§ **Prompt**
Select and copy out every line in the records containing "shut".

§ **Task material**
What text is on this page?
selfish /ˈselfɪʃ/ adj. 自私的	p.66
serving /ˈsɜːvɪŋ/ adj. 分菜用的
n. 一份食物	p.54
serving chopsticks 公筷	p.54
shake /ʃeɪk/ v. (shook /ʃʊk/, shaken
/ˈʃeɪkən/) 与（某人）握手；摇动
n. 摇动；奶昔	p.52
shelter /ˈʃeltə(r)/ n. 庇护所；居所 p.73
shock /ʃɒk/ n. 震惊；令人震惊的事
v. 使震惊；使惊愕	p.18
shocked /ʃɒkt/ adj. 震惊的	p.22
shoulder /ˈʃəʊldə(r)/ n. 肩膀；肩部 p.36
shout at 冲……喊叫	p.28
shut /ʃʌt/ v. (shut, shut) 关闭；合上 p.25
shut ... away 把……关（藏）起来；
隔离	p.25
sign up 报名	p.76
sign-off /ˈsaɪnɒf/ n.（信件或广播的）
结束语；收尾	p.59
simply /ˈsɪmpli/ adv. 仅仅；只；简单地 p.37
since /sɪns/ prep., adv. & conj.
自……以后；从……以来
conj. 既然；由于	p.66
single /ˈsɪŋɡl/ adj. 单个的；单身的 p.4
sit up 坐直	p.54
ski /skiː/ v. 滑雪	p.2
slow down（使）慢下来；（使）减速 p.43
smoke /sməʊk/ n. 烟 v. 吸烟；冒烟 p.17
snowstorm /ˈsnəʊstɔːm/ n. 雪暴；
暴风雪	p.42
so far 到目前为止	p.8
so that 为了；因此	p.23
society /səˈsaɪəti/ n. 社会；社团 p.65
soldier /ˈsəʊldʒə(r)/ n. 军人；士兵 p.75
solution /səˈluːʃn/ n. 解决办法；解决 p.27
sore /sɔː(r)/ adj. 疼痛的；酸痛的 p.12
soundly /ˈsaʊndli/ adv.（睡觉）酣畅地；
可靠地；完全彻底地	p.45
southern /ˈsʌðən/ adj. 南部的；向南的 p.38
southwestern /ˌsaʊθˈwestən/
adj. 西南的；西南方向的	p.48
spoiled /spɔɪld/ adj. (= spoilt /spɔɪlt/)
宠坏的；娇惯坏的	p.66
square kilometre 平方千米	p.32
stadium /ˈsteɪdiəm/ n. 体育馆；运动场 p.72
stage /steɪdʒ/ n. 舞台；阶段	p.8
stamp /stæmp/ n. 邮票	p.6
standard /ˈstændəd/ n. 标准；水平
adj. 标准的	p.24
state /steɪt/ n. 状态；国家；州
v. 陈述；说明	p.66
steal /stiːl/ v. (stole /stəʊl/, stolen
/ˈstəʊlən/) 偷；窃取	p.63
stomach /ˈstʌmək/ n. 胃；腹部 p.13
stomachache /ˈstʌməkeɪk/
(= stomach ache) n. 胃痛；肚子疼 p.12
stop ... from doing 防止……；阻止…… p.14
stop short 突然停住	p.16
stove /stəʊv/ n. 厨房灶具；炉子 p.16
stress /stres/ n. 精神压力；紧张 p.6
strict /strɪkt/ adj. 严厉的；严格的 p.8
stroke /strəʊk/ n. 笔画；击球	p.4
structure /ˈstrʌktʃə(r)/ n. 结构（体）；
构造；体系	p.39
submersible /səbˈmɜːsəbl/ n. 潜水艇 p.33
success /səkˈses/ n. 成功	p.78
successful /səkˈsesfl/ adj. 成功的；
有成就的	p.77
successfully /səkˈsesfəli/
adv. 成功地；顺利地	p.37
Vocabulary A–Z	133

§ **Answer**
shut /ʃʌt/ v. (shut, shut) 关闭；合上 p.25
shut ... away 把……关（藏）起来；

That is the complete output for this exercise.